(Records contained in a dataset)

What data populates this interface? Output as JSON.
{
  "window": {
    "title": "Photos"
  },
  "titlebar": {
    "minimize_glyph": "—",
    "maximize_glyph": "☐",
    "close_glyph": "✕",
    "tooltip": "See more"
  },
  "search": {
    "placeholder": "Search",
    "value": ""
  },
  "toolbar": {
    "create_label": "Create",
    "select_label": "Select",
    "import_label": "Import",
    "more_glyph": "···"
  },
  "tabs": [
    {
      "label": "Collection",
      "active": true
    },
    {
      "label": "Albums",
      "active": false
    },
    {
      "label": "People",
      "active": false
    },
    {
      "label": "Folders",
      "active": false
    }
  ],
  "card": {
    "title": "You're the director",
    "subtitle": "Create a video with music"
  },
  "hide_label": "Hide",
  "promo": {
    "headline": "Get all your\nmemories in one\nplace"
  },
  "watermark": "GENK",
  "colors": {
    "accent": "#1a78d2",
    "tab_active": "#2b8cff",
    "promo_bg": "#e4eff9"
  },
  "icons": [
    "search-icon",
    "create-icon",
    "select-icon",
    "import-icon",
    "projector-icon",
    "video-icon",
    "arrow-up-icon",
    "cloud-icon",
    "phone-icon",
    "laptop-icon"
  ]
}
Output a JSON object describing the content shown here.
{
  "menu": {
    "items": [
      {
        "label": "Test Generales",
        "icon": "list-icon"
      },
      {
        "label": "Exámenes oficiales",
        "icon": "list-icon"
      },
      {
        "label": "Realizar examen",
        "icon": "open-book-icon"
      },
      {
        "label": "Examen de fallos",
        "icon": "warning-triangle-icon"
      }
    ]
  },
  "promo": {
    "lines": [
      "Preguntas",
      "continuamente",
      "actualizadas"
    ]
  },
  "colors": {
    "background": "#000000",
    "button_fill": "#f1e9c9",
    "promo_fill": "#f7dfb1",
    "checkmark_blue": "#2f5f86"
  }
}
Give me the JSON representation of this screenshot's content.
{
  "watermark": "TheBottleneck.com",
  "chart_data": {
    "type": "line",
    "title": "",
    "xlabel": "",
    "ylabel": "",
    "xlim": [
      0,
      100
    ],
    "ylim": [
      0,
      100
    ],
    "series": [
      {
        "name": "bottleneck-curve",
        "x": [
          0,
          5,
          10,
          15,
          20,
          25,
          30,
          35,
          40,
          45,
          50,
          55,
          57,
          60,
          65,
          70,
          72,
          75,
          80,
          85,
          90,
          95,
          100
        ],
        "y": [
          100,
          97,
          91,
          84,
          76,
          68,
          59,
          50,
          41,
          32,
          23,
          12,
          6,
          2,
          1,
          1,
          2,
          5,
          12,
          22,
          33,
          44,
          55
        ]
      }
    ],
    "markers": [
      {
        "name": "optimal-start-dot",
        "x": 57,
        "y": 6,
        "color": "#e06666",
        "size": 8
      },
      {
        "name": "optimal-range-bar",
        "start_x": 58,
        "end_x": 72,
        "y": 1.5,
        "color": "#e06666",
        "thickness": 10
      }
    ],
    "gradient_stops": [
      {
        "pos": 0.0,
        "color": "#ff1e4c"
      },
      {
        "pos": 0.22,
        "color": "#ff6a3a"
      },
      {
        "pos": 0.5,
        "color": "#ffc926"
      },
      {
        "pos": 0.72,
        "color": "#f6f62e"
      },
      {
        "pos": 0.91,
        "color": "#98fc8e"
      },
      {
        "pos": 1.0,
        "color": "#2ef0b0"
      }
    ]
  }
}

◆ **Work to complete**:
Say how many lines in the entries contain the string "JSON", and leave out everything else.

◆ **Full solution**:
3